• _Material for the task_
■ ■ ■ ■ ■

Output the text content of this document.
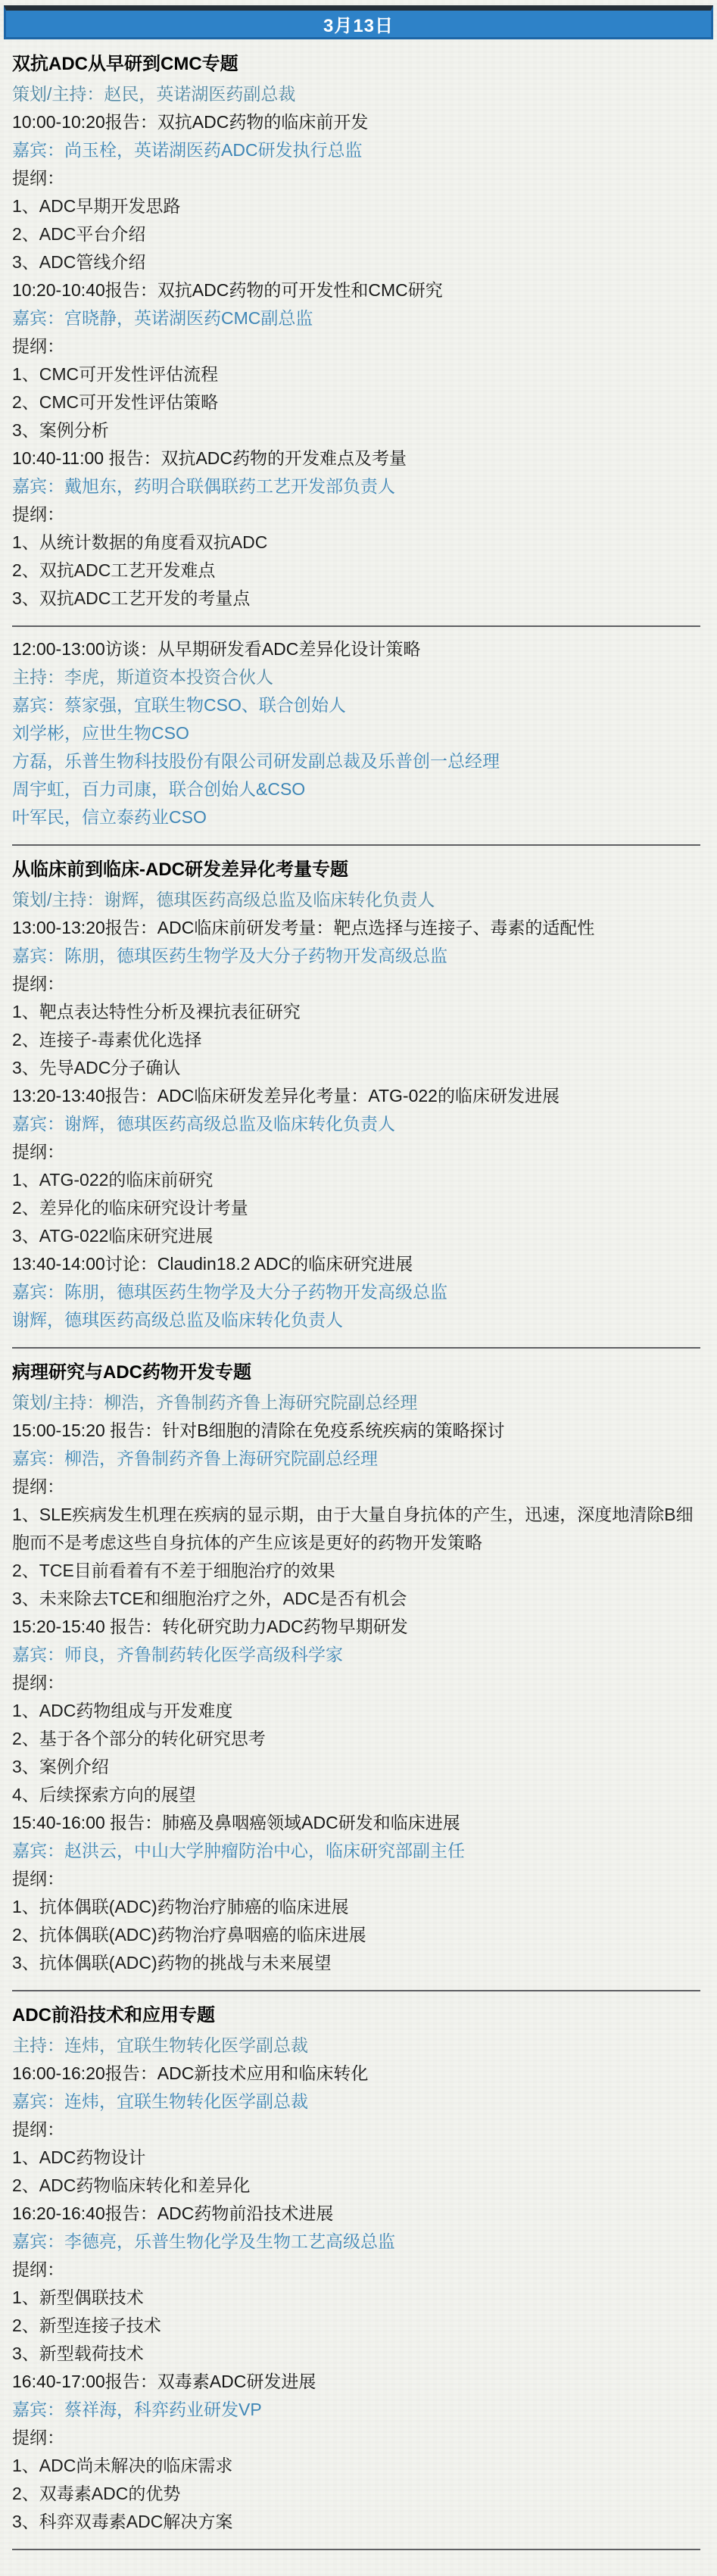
3月13日
双抗ADC从早研到CMC专题

策划/主持：赵民，英诺湖医药副总裁

10:00-10:20报告：双抗ADC药物的临床前开发

嘉宾：尚玉栓，英诺湖医药ADC研发执行总监

提纲：

1、ADC早期开发思路

2、ADC平台介绍

3、ADC管线介绍

10:20-10:40报告：双抗ADC药物的可开发性和CMC研究

嘉宾：宫晓静，英诺湖医药CMC副总监

提纲：

1、CMC可开发性评估流程

2、CMC可开发性评估策略

3、案例分析

10:40-11:00 报告：双抗ADC药物的开发难点及考量

嘉宾：戴旭东，药明合联偶联药工艺开发部负责人

提纲：

1、从统计数据的角度看双抗ADC

2、双抗ADC工艺开发难点

3、双抗ADC工艺开发的考量点

12:00-13:00访谈：从早期研发看ADC差异化设计策略

主持：李虎，斯道资本投资合伙人

嘉宾：蔡家强，宜联生物CSO、联合创始人

刘学彬，应世生物CSO

方磊，乐普生物科技股份有限公司研发副总裁及乐普创一总经理

周宇虹，百力司康，联合创始人&CSO

叶军民，信立泰药业CSO

从临床前到临床-ADC研发差异化考量专题

策划/主持：谢辉，德琪医药高级总监及临床转化负责人

13:00-13:20报告：ADC临床前研发考量：靶点选择与连接子、毒素的适配性

嘉宾：陈朋，德琪医药生物学及大分子药物开发高级总监

提纲：

1、靶点表达特性分析及裸抗表征研究

2、连接子-毒素优化选择

3、先导ADC分子确认

13:20-13:40报告：ADC临床研发差异化考量：ATG-022的临床研发进展

嘉宾：谢辉，德琪医药高级总监及临床转化负责人

提纲：

1、ATG-022的临床前研究

2、差异化的临床研究设计考量

3、ATG-022临床研究进展

13:40-14:00讨论：Claudin18.2 ADC的临床研究进展

嘉宾：陈朋，德琪医药生物学及大分子药物开发高级总监

谢辉，德琪医药高级总监及临床转化负责人

病理研究与ADC药物开发专题

策划/主持：柳浩，齐鲁制药齐鲁上海研究院副总经理

15:00-15:20 报告：针对B细胞的清除在免疫系统疾病的策略探讨

嘉宾：柳浩，齐鲁制药齐鲁上海研究院副总经理

提纲：

1、SLE疾病发生机理在疾病的显示期，由于大量自身抗体的产生，迅速，深度地清除B细胞而不是考虑这些自身抗体的产生应该是更好的药物开发策略

2、TCE目前看着有不差于细胞治疗的效果

3、未来除去TCE和细胞治疗之外，ADC是否有机会

15:20-15:40 报告：转化研究助力ADC药物早期研发

嘉宾：师良，齐鲁制药转化医学高级科学家

提纲：

1、ADC药物组成与开发难度

2、基于各个部分的转化研究思考

3、案例介绍

4、后续探索方向的展望

15:40-16:00 报告：肺癌及鼻咽癌领域ADC研发和临床进展

嘉宾：赵洪云，中山大学肿瘤防治中心，临床研究部副主任

提纲：

1、抗体偶联(ADC)药物治疗肺癌的临床进展

2、抗体偶联(ADC)药物治疗鼻咽癌的临床进展

3、抗体偶联(ADC)药物的挑战与未来展望

ADC前沿技术和应用专题

主持：连炜，宜联生物转化医学副总裁

16:00-16:20报告：ADC新技术应用和临床转化

嘉宾：连炜，宜联生物转化医学副总裁

提纲：

1、ADC药物设计

2、ADC药物临床转化和差异化

16:20-16:40报告：ADC药物前沿技术进展

嘉宾：李德亮，乐普生物化学及生物工艺高级总监

提纲：

1、新型偶联技术

2、新型连接子技术

3、新型载荷技术

16:40-17:00报告：双毒素ADC研发进展

嘉宾：蔡祥海，科弈药业研发VP

提纲：

1、ADC尚未解决的临床需求

2、双毒素ADC的优势

3、科弈双毒素ADC解决方案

■ ■ ■ ■ ■

• _Aim of the task_
Using the listing above, show each line holding the string "抗体偶联".

• _Exercise output_
1、抗体偶联(ADC)药物治疗肺癌的临床进展
2、抗体偶联(ADC)药物治疗鼻咽癌的临床进展
3、抗体偶联(ADC)药物的挑战与未来展望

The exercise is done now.